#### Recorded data
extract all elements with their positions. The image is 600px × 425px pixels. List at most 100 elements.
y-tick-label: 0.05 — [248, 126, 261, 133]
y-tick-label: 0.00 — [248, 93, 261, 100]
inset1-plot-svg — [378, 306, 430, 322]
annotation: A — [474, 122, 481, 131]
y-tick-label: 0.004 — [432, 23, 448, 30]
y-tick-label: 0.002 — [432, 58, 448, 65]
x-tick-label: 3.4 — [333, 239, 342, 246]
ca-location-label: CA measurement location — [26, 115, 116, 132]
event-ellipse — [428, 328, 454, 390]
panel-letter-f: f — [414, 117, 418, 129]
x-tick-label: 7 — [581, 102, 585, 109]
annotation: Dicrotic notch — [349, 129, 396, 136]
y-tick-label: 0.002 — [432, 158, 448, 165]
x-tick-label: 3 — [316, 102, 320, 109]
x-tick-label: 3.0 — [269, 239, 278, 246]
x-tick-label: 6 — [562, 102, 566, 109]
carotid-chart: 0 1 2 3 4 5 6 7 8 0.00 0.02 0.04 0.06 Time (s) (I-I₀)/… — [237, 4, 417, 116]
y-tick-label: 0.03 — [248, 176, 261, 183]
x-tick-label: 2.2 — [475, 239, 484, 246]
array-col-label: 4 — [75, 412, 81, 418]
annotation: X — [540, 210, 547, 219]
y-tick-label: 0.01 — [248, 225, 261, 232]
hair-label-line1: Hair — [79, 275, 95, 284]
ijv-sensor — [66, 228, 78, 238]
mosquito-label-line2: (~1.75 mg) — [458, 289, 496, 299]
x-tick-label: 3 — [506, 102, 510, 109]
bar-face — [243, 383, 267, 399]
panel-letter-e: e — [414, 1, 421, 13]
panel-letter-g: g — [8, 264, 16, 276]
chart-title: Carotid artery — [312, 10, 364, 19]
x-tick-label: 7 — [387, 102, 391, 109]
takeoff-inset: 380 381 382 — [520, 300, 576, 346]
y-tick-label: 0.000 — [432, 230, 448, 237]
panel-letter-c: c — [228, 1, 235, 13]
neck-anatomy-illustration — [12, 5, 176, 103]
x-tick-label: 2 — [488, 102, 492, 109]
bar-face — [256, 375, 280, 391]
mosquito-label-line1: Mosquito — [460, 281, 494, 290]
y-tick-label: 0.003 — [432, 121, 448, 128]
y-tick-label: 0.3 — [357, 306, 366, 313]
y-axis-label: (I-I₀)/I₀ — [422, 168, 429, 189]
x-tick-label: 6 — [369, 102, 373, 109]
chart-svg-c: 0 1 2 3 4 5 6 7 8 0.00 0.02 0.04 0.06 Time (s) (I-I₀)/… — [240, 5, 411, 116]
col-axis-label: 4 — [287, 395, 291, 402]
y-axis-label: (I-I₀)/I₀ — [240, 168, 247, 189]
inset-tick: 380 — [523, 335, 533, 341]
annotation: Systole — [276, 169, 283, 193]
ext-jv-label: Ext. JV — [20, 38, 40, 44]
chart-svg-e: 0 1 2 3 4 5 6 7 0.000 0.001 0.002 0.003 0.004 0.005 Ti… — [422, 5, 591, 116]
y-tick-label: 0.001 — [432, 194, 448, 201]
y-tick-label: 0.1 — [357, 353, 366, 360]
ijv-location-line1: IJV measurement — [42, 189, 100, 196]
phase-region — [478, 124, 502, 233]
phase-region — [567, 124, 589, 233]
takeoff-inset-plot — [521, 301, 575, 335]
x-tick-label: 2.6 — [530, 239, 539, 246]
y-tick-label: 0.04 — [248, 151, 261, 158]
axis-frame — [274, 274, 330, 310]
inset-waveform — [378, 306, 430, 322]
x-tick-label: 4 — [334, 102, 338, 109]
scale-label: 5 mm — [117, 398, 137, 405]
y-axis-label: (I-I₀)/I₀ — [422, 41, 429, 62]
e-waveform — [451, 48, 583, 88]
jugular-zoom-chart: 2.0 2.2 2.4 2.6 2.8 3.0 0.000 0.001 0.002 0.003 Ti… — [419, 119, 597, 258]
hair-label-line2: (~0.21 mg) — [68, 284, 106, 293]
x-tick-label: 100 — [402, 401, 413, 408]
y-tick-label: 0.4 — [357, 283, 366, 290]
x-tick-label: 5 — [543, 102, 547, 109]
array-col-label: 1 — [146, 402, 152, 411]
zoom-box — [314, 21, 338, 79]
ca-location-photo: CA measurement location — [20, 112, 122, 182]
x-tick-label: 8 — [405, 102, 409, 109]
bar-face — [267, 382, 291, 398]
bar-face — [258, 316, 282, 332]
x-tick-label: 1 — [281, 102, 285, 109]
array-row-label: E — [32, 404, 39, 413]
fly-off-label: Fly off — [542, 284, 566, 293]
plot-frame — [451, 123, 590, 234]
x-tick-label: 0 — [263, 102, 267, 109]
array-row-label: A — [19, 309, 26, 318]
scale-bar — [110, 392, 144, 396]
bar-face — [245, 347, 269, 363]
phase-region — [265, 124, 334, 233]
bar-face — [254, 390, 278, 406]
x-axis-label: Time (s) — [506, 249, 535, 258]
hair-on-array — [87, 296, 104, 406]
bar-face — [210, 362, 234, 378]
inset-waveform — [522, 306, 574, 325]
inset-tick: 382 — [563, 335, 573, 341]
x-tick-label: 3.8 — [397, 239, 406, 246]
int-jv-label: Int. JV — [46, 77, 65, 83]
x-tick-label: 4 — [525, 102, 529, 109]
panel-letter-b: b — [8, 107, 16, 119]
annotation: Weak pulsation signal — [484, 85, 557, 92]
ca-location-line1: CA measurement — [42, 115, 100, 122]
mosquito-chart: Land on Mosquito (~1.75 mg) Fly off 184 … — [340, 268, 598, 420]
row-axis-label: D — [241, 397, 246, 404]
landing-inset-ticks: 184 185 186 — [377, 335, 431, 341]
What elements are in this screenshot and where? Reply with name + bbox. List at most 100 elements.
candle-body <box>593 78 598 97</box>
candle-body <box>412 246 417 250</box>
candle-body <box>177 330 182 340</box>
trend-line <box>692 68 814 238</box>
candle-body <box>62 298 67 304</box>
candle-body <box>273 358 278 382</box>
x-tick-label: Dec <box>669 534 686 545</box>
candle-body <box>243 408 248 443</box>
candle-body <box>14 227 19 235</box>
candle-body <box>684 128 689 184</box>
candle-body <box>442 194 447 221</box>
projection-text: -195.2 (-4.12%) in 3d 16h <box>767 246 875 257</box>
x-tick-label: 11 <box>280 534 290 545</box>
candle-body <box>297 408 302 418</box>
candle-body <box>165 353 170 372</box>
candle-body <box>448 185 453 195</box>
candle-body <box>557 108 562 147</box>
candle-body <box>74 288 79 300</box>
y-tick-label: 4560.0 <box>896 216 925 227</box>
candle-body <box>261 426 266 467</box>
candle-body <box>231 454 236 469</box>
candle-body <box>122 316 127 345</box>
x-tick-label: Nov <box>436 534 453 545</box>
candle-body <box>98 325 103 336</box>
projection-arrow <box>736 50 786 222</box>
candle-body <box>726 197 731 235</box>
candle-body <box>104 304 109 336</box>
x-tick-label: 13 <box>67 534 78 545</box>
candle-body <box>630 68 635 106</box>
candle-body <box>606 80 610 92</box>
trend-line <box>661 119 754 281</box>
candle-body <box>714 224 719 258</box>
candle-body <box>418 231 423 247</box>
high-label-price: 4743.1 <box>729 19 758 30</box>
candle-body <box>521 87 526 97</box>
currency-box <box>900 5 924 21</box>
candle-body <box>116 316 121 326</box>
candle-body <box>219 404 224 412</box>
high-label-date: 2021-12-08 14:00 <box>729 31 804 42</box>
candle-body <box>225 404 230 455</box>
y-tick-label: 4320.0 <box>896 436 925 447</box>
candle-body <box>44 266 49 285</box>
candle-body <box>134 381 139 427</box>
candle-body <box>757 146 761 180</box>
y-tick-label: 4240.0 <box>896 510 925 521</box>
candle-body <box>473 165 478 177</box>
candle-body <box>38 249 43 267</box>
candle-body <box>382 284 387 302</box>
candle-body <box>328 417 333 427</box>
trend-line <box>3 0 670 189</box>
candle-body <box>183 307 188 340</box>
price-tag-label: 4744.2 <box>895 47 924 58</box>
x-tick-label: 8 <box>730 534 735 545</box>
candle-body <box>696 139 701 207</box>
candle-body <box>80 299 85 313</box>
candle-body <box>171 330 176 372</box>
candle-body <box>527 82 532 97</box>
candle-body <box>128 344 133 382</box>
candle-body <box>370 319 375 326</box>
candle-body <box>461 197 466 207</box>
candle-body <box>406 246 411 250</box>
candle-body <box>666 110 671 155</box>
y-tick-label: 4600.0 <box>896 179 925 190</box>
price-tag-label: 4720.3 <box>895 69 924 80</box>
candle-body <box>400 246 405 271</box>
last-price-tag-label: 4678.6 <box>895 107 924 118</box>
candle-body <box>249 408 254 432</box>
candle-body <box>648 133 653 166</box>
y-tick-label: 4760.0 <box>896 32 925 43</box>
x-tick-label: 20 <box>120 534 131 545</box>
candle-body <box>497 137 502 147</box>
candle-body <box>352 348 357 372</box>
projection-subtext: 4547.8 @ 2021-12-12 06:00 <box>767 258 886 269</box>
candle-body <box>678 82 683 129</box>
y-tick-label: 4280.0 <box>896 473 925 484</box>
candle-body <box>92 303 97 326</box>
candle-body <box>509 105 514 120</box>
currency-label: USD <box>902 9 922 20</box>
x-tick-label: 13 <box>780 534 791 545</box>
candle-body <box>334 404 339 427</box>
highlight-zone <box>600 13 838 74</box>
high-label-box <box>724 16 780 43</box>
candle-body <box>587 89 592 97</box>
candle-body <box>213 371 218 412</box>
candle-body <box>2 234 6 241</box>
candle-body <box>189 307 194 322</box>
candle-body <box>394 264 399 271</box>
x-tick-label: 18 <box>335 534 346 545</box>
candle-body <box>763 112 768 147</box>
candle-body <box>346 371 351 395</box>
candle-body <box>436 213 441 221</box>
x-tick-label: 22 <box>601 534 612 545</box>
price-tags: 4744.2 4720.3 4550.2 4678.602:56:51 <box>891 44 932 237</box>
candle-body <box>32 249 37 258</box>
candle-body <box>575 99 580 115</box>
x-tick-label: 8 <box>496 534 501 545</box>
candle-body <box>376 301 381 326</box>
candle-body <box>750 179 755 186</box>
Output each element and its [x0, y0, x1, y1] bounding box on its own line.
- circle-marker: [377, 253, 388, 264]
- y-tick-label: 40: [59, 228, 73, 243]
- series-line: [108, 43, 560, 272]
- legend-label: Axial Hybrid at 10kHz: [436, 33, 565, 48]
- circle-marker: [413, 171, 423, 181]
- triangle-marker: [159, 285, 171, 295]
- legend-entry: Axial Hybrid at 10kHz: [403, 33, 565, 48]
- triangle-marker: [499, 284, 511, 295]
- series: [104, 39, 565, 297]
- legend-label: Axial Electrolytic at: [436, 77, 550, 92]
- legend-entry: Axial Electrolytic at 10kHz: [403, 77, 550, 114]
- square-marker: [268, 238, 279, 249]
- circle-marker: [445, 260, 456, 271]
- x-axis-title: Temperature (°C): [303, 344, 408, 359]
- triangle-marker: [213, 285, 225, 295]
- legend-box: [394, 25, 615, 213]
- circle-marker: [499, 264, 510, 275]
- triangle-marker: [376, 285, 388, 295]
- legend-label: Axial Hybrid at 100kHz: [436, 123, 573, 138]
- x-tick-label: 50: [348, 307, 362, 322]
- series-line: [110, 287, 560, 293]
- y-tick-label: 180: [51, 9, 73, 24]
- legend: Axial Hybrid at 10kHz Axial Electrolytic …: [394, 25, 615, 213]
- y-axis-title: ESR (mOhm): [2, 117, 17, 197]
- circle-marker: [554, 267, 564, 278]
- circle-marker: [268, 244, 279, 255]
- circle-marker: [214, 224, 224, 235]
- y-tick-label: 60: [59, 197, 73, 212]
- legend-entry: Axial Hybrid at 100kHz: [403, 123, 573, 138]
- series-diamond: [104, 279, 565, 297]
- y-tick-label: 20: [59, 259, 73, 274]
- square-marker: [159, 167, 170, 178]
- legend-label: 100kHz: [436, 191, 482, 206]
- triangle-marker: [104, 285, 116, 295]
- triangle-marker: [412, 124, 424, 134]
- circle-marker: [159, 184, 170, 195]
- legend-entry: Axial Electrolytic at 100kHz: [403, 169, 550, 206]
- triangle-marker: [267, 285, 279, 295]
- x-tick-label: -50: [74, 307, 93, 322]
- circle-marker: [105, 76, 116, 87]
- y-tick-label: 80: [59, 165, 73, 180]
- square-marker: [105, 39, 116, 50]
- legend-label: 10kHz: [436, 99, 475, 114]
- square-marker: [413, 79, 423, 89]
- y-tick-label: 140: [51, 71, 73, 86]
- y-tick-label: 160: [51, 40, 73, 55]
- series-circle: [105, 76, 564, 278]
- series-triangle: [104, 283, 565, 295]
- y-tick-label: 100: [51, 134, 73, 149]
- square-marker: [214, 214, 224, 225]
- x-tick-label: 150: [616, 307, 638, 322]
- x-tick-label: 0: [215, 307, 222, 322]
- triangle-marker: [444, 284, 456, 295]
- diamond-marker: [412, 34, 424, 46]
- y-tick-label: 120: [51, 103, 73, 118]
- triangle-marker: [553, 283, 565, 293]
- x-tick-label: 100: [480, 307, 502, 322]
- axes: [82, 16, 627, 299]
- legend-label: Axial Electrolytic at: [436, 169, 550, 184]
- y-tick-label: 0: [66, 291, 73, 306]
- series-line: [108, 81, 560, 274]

#### GOAL
Write out the lines from the beginning of the rows through the line containing "hair-label-line1: Hair — [79, 275, 95, 284]", reproducing each one without change.

#### SOLUTION TO THIS PROBLEM
extract all elements with their positions. The image is 600px × 425px pixels. List at most 100 elements.
y-tick-label: 0.05 — [248, 126, 261, 133]
y-tick-label: 0.00 — [248, 93, 261, 100]
inset1-plot-svg — [378, 306, 430, 322]
annotation: A — [474, 122, 481, 131]
y-tick-label: 0.004 — [432, 23, 448, 30]
y-tick-label: 0.002 — [432, 58, 448, 65]
x-tick-label: 3.4 — [333, 239, 342, 246]
ca-location-label: CA measurement location — [26, 115, 116, 132]
event-ellipse — [428, 328, 454, 390]
panel-letter-f: f — [414, 117, 418, 129]
x-tick-label: 7 — [581, 102, 585, 109]
annotation: Dicrotic notch — [349, 129, 396, 136]
y-tick-label: 0.002 — [432, 158, 448, 165]
x-tick-label: 3 — [316, 102, 320, 109]
x-tick-label: 3.0 — [269, 239, 278, 246]
x-tick-label: 6 — [562, 102, 566, 109]
carotid-chart: 0 1 2 3 4 5 6 7 8 0.00 0.02 0.04 0.06 Time (s) (I-I₀)/… — [237, 4, 417, 116]
y-tick-label: 0.03 — [248, 176, 261, 183]
x-tick-label: 2.2 — [475, 239, 484, 246]
array-col-label: 4 — [75, 412, 81, 418]
annotation: X — [540, 210, 547, 219]
y-tick-label: 0.01 — [248, 225, 261, 232]
hair-label-line1: Hair — [79, 275, 95, 284]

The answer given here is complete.